[Saved data entries]
Start
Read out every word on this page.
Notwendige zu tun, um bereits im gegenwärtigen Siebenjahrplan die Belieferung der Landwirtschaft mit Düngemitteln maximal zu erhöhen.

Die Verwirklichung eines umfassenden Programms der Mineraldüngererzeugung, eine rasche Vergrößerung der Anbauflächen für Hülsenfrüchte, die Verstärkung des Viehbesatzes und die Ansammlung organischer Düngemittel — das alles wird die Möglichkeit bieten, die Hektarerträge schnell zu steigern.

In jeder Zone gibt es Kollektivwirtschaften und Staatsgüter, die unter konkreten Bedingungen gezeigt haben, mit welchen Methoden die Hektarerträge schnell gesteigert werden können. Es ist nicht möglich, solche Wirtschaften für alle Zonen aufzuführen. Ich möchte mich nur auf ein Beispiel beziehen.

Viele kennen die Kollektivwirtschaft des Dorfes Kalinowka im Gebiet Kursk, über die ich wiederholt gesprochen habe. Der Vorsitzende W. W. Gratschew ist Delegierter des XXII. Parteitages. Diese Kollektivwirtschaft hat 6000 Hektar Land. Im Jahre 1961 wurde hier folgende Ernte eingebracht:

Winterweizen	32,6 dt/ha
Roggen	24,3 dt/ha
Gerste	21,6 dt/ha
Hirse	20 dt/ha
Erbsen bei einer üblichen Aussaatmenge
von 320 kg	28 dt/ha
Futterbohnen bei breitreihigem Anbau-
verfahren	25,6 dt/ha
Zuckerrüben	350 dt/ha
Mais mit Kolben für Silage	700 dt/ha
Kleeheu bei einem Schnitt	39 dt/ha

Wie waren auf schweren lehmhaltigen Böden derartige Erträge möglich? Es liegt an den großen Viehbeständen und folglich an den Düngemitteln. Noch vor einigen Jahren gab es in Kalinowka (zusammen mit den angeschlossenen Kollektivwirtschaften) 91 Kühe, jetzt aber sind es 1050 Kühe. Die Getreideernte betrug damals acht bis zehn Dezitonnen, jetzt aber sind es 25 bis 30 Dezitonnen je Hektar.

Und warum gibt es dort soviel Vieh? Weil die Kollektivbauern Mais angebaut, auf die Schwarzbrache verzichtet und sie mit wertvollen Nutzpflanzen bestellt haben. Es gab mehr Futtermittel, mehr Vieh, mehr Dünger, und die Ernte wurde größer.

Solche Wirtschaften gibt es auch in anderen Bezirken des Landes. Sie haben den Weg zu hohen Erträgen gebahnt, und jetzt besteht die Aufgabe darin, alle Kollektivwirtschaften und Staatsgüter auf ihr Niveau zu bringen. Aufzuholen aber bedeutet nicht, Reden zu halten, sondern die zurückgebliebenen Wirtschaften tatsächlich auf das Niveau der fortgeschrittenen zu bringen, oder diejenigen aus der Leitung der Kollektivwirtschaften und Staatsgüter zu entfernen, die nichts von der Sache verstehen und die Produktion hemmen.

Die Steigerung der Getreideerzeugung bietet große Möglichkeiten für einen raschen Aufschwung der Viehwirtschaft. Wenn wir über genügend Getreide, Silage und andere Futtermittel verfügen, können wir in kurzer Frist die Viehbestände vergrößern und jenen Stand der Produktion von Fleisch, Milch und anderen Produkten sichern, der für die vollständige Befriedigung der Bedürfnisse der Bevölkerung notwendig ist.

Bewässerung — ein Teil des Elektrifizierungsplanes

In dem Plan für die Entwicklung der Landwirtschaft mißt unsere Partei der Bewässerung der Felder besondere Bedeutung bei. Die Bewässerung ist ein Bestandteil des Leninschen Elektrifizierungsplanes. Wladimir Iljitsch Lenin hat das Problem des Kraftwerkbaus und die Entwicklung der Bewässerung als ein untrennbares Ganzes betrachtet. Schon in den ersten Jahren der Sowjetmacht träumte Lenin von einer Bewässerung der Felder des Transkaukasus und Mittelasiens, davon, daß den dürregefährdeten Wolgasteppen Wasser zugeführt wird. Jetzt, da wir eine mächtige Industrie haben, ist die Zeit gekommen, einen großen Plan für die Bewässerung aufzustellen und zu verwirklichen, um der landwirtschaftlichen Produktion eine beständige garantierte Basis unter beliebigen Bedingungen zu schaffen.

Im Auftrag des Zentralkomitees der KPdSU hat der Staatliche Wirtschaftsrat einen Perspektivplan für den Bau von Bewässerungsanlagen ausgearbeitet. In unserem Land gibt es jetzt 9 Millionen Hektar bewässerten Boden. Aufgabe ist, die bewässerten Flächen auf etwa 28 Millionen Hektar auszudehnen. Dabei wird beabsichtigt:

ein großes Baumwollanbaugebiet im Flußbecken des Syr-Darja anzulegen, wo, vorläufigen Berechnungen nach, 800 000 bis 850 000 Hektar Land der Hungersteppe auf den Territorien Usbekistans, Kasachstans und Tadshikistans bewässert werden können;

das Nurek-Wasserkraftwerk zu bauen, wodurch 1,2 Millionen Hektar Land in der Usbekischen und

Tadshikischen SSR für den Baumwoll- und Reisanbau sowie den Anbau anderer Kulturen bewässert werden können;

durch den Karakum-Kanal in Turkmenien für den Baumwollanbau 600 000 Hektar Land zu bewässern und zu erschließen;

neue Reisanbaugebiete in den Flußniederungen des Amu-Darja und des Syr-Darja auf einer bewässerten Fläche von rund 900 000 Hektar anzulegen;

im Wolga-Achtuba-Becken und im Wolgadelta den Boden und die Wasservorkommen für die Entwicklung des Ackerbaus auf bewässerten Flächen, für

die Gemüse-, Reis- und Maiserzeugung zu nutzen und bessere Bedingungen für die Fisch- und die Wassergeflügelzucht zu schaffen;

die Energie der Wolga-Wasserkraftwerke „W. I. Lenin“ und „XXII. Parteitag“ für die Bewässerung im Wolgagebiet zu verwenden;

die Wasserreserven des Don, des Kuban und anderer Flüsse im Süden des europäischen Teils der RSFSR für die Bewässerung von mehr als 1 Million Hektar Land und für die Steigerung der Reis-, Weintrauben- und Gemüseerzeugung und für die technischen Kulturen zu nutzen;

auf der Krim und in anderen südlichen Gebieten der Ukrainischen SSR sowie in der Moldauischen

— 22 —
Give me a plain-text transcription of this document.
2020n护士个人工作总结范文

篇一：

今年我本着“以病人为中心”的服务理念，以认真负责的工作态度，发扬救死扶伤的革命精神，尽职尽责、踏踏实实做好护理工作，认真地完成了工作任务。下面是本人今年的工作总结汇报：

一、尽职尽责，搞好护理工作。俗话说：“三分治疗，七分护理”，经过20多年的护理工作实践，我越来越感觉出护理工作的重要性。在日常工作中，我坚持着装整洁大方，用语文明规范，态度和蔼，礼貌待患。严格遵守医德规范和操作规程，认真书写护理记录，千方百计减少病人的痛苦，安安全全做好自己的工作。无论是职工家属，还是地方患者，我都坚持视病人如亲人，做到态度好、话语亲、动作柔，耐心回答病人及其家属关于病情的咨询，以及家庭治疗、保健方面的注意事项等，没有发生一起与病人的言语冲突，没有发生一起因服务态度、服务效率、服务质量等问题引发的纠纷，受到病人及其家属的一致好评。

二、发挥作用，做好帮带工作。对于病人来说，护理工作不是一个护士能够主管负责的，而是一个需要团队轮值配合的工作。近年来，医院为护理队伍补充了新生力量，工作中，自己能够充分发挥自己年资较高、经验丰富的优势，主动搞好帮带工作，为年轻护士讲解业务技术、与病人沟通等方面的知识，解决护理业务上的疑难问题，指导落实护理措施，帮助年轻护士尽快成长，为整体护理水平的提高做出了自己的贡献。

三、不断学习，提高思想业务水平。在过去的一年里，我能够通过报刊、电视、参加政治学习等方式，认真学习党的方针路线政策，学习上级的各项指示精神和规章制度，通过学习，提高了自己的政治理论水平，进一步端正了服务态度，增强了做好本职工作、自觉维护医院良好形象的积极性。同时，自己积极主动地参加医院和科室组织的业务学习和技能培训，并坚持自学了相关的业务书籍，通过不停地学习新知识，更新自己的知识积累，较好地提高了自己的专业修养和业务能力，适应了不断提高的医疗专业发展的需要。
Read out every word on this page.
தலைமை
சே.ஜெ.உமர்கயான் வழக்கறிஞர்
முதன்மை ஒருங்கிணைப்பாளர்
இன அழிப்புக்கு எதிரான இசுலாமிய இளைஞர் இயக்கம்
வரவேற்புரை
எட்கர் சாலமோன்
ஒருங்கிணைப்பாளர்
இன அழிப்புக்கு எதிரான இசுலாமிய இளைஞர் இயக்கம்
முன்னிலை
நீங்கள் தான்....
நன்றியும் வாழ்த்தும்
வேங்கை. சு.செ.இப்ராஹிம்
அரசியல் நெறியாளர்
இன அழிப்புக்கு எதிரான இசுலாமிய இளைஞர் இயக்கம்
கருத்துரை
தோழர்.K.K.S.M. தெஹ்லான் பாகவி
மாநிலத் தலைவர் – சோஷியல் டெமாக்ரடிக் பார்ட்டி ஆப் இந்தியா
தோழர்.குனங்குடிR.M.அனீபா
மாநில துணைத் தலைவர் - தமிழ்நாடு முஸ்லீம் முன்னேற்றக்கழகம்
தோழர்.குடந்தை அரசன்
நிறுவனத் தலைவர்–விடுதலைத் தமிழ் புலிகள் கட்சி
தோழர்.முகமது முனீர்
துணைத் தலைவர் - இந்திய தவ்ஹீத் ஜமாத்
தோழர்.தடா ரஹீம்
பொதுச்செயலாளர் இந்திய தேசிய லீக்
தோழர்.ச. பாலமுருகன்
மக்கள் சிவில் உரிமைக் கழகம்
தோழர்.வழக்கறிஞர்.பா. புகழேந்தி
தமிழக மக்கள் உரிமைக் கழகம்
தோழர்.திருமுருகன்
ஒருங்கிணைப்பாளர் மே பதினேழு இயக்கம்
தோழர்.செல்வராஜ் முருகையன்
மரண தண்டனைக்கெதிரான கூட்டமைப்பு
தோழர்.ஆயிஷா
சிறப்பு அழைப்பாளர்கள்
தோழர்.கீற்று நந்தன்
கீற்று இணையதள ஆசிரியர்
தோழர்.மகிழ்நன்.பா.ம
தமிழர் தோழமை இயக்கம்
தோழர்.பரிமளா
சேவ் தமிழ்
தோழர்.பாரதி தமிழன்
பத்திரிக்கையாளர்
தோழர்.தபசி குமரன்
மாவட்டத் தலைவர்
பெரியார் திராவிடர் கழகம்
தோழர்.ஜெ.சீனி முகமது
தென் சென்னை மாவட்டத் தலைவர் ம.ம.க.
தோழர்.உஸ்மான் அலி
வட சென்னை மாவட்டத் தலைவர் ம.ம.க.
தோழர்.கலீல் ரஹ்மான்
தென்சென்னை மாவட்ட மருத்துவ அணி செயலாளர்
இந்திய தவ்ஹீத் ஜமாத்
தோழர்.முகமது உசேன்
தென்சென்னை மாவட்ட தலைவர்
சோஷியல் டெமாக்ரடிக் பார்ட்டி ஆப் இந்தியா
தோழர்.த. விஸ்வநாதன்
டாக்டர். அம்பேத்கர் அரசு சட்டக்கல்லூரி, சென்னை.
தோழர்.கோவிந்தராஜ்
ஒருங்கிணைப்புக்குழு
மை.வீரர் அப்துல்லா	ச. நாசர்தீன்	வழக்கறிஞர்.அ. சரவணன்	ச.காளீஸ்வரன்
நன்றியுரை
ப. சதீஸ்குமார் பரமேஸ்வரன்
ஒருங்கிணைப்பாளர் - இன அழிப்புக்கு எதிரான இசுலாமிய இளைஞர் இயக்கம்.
End
Instruction:
Extract every line of the records above that contains the word "sowie".

Correct result:
Tadshikischen SSR für den Baumwoll- und Reisanbau sowie den Anbau anderer Kulturen bewässert werden können;
auf der Krim und in anderen südlichen Gebieten der Ukrainischen SSR sowie in der Moldauischen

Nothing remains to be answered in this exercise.